__Given exercise__
Will you output all of the data below exactly, omitting the images?

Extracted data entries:

*-*-*

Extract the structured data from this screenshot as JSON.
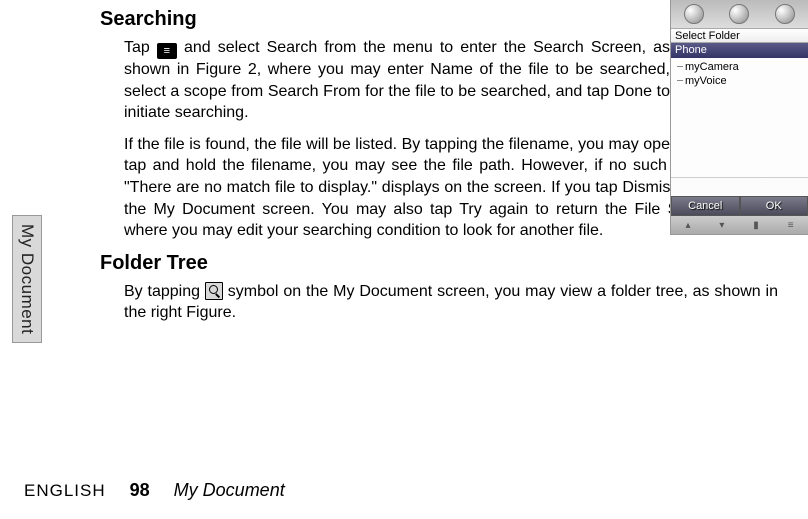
{
  "sideTab": "My Document",
  "heading1": "Searching",
  "para1a_pre": "Tap ",
  "para1a_post": " and select Search from the menu to enter the Search Screen, as shown in Figure 2, where you may enter Name of the file to be searched, select a scope from Search From for the file to be searched, and tap Done to initiate searching.",
  "para1b": "If the file is found, the file will be listed. By tapping the filename, you may open the file; if you tap and hold the filename, you may see the file path. However, if no such a file is found, \"There are no match file to display.\" displays on the screen. If you tap Dismiss, you return to the My Document screen. You may also tap Try again to return the File Search screen, where you may edit your searching condition to look for another file.",
  "heading2": "Folder Tree",
  "para2_pre": "By tapping ",
  "para2_post": " symbol on the My Document screen, you may view a folder tree, as shown in the right Figure.",
  "footer": {
    "lang": "ENGLISH",
    "page": "98",
    "section": "My Document"
  },
  "device": {
    "label": "Select Folder",
    "root": "Phone",
    "items": [
      "myCamera",
      "myVoice"
    ],
    "softLeft": "Cancel",
    "softRight": "OK"
  }
}
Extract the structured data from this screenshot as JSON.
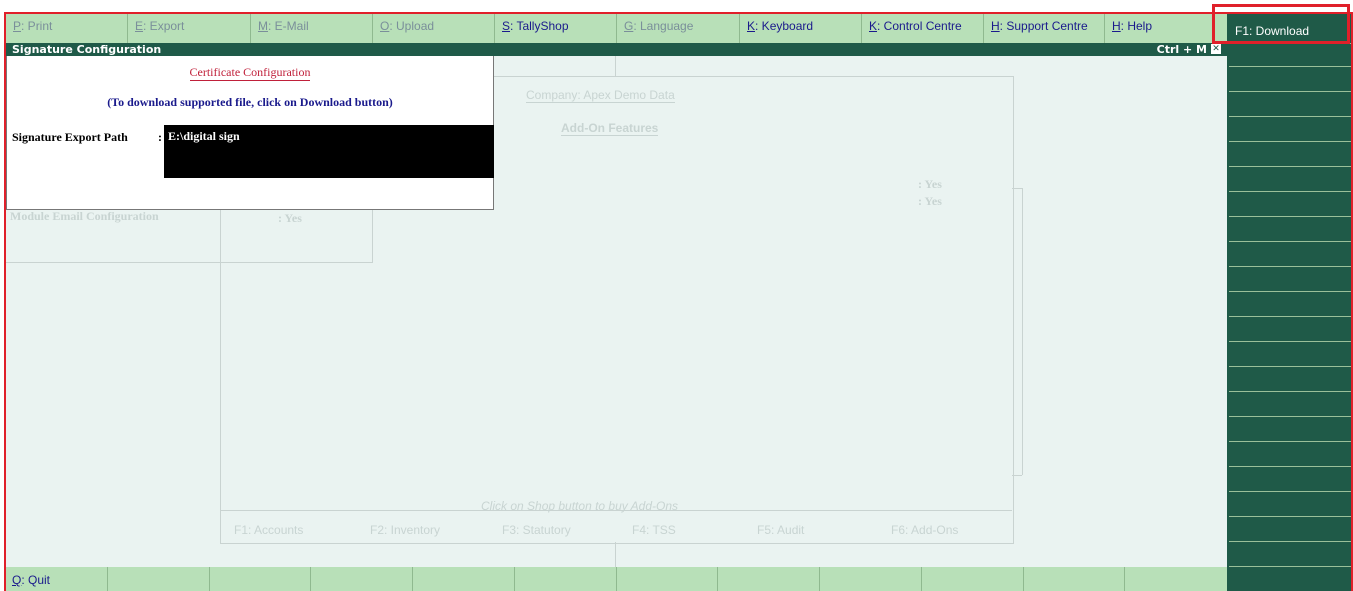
{
  "topbar": {
    "items": [
      {
        "key": "P",
        "label": ": Print",
        "dim": true
      },
      {
        "key": "E",
        "label": ": Export",
        "dim": true
      },
      {
        "key": "M",
        "label": ": E-Mail",
        "dim": true
      },
      {
        "key": "O",
        "label": ": Upload",
        "dim": true
      },
      {
        "key": "S",
        "label": ": TallyShop",
        "dim": false
      },
      {
        "key": "G",
        "label": ": Language",
        "dim": true
      },
      {
        "key": "K",
        "label": ": Keyboard",
        "dim": false
      },
      {
        "key": "K",
        "label": ": Control Centre",
        "dim": false
      },
      {
        "key": "H",
        "label": ": Support Centre",
        "dim": false
      },
      {
        "key": "H",
        "label": ": Help",
        "dim": false
      }
    ]
  },
  "titlebar": {
    "title": "Signature Configuration",
    "shortcut": "Ctrl + M",
    "close_glyph": "✕"
  },
  "popup": {
    "heading": "Certificate Configuration",
    "note": "(To download supported file, click on Download button)",
    "field_label": "Signature Export Path",
    "field_colon": ":",
    "field_value": "E:\\digital sign"
  },
  "background": {
    "company": "Company:  Apex Demo Data",
    "addon_title": "Add-On Features",
    "yes1": ": Yes",
    "yes2": ": Yes",
    "module_email": "Module Email Configuration",
    "module_email_value": ":  Yes",
    "shop_hint": "Click on Shop button to buy Add-Ons",
    "tabs": [
      "F1:  Accounts",
      "F2:  Inventory",
      "F3:  Statutory",
      "F4:  TSS",
      "F5:  Audit",
      "F6:  Add-Ons"
    ]
  },
  "bottombar": {
    "quit_key": "Q",
    "quit_label": ": Quit"
  },
  "rightpanel": {
    "download_label": "F1: Download"
  },
  "colors": {
    "accent_red": "#e0202a",
    "panel_green": "#1f5a48",
    "bar_green": "#b8e0b8"
  }
}
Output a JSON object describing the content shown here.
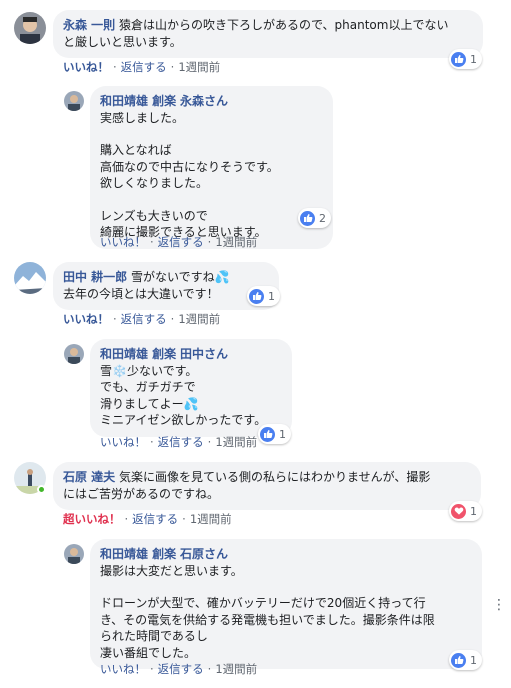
{
  "comments": [
    {
      "author": "永森 一則",
      "lines": [
        "猿倉は山からの吹き下ろしがあるので、phantom以上でない",
        "と厳しいと思います。"
      ],
      "reaction_count": "1",
      "like_label": "いいね！",
      "reply_label": "返信する",
      "time": "1週間前"
    },
    {
      "author": "和田靖雄 創楽",
      "mention": "永森さん",
      "lines": [
        "実感しました。",
        "",
        "購入となれば",
        "高価なので中古になりそうです。",
        "欲しくなりました。",
        "",
        "レンズも大きいので",
        "綺麗に撮影できると思います。"
      ],
      "reaction_count": "2",
      "like_label": "いいね！",
      "reply_label": "返信する",
      "time": "1週間前"
    },
    {
      "author": "田中 耕一郎",
      "first_text": "雪がないですね💦",
      "lines": [
        "去年の今頃とは大違いです！"
      ],
      "reaction_count": "1",
      "like_label": "いいね！",
      "reply_label": "返信する",
      "time": "1週間前"
    },
    {
      "author": "和田靖雄 創楽",
      "mention": "田中さん",
      "lines": [
        "雪❄️少ないです。",
        "でも、ガチガチで",
        "滑りましてよー💦",
        "ミニアイゼン欲しかったです。"
      ],
      "reaction_count": "1",
      "like_label": "いいね！",
      "reply_label": "返信する",
      "time": "1週間前"
    },
    {
      "author": "石原 達夫",
      "first_text": "気楽に画像を見ている側の私らにはわかりませんが、撮影",
      "lines": [
        "にはご苦労があるのですね。"
      ],
      "reaction_count": "1",
      "like_label": "超いいね！",
      "reply_label": "返信する",
      "time": "1週間前"
    },
    {
      "author": "和田靖雄 創楽",
      "mention": "石原さん",
      "lines": [
        "撮影は大変だと思います。",
        "",
        "ドローンが大型で、確かバッテリーだけで20個近く持って行",
        "き、その電気を供給する発電機も担いでました。撮影条件は限",
        "られた時間であるし",
        "凄い番組でした。"
      ],
      "reaction_count": "1",
      "like_label": "いいね！",
      "reply_label": "返信する",
      "time": "1週間前"
    }
  ],
  "icons": {
    "like": "thumbs-up-icon",
    "love": "heart-icon",
    "more": "more-options-icon"
  },
  "colors": {
    "author": "#385898",
    "bubble": "#f2f3f5",
    "like": "#4a7ff0",
    "love": "#f0536b",
    "online": "#42b72a"
  }
}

*-*-*

__Final result__
Extract the structured data from this screenshot as JSON.
{
  "sideTab": "My Document",
  "heading1": "Searching",
  "para1a_pre": "Tap ",
  "para1a_post": " and select Search from the menu to enter the Search Screen, as shown in Figure 2, where you may enter Name of the file to be searched, select a scope from Search From for the file to be searched, and tap Done to initiate searching.",
  "para1b": "If the file is found, the file will be listed. By tapping the filename, you may open the file; if you tap and hold the filename, you may see the file path. However, if no such a file is found, \"There are no match file to display.\" displays on the screen. If you tap Dismiss, you return to the My Document screen. You may also tap Try again to return the File Search screen, where you may edit your searching condition to look for another file.",
  "heading2": "Folder Tree",
  "para2_pre": "By tapping ",
  "para2_post": " symbol on the My Document screen, you may view a folder tree, as shown in the right Figure.",
  "footer": {
    "lang": "ENGLISH",
    "page": "98",
    "section": "My Document"
  },
  "device": {
    "label": "Select Folder",
    "root": "Phone",
    "items": [
      "myCamera",
      "myVoice"
    ],
    "softLeft": "Cancel",
    "softRight": "OK"
  }
}
Extract the structured data from this screenshot as JSON.
{
  "topbar": {
    "items": [
      {
        "key": "P",
        "label": ": Print",
        "dim": true
      },
      {
        "key": "E",
        "label": ": Export",
        "dim": true
      },
      {
        "key": "M",
        "label": ": E-Mail",
        "dim": true
      },
      {
        "key": "O",
        "label": ": Upload",
        "dim": true
      },
      {
        "key": "S",
        "label": ": TallyShop",
        "dim": false
      },
      {
        "key": "G",
        "label": ": Language",
        "dim": true
      },
      {
        "key": "K",
        "label": ": Keyboard",
        "dim": false
      },
      {
        "key": "K",
        "label": ": Control Centre",
        "dim": false
      },
      {
        "key": "H",
        "label": ": Support Centre",
        "dim": false
      },
      {
        "key": "H",
        "label": ": Help",
        "dim": false
      }
    ]
  },
  "titlebar": {
    "title": "Signature Configuration",
    "shortcut": "Ctrl + M",
    "close_glyph": "✕"
  },
  "popup": {
    "heading": "Certificate Configuration",
    "note": "(To download supported file, click on Download button)",
    "field_label": "Signature Export Path",
    "field_colon": ":",
    "field_value": "E:\\digital sign"
  },
  "background": {
    "company": "Company:  Apex Demo Data",
    "addon_title": "Add-On Features",
    "yes1": ": Yes",
    "yes2": ": Yes",
    "module_email": "Module Email Configuration",
    "module_email_value": ":  Yes",
    "shop_hint": "Click on Shop button to buy Add-Ons",
    "tabs": [
      "F1:  Accounts",
      "F2:  Inventory",
      "F3:  Statutory",
      "F4:  TSS",
      "F5:  Audit",
      "F6:  Add-Ons"
    ]
  },
  "bottombar": {
    "quit_key": "Q",
    "quit_label": ": Quit"
  },
  "rightpanel": {
    "download_label": "F1: Download"
  },
  "colors": {
    "accent_red": "#e0202a",
    "panel_green": "#1f5a48",
    "bar_green": "#b8e0b8"
  }
}
Output a JSON object describing the content shown here.
{
  "comments": [
    {
      "author": "永森 一則",
      "lines": [
        "猿倉は山からの吹き下ろしがあるので、phantom以上でない",
        "と厳しいと思います。"
      ],
      "reaction_count": "1",
      "like_label": "いいね！",
      "reply_label": "返信する",
      "time": "1週間前"
    },
    {
      "author": "和田靖雄 創楽",
      "mention": "永森さん",
      "lines": [
        "実感しました。",
        "",
        "購入となれば",
        "高価なので中古になりそうです。",
        "欲しくなりました。",
        "",
        "レンズも大きいので",
        "綺麗に撮影できると思います。"
      ],
      "reaction_count": "2",
      "like_label": "いいね！",
      "reply_label": "返信する",
      "time": "1週間前"
    },
    {
      "author": "田中 耕一郎",
      "first_text": "雪がないですね💦",
      "lines": [
        "去年の今頃とは大違いです！"
      ],
      "reaction_count": "1",
      "like_label": "いいね！",
      "reply_label": "返信する",
      "time": "1週間前"
    },
    {
      "author": "和田靖雄 創楽",
      "mention": "田中さん",
      "lines": [
        "雪❄️少ないです。",
        "でも、ガチガチで",
        "滑りましてよー💦",
        "ミニアイゼン欲しかったです。"
      ],
      "reaction_count": "1",
      "like_label": "いいね！",
      "reply_label": "返信する",
      "time": "1週間前"
    },
    {
      "author": "石原 達夫",
      "first_text": "気楽に画像を見ている側の私らにはわかりませんが、撮影",
      "lines": [
        "にはご苦労があるのですね。"
      ],
      "reaction_count": "1",
      "like_label": "超いいね！",
      "reply_label": "返信する",
      "time": "1週間前"
    },
    {
      "author": "和田靖雄 創楽",
      "mention": "石原さん",
      "lines": [
        "撮影は大変だと思います。",
        "",
        "ドローンが大型で、確かバッテリーだけで20個近く持って行",
        "き、その電気を供給する発電機も担いでました。撮影条件は限",
        "られた時間であるし",
        "凄い番組でした。"
      ],
      "reaction_count": "1",
      "like_label": "いいね！",
      "reply_label": "返信する",
      "time": "1週間前"
    }
  ],
  "icons": {
    "like": "thumbs-up-icon",
    "love": "heart-icon",
    "more": "more-options-icon"
  },
  "colors": {
    "author": "#385898",
    "bubble": "#f2f3f5",
    "like": "#4a7ff0",
    "love": "#f0536b",
    "online": "#42b72a"
  }
}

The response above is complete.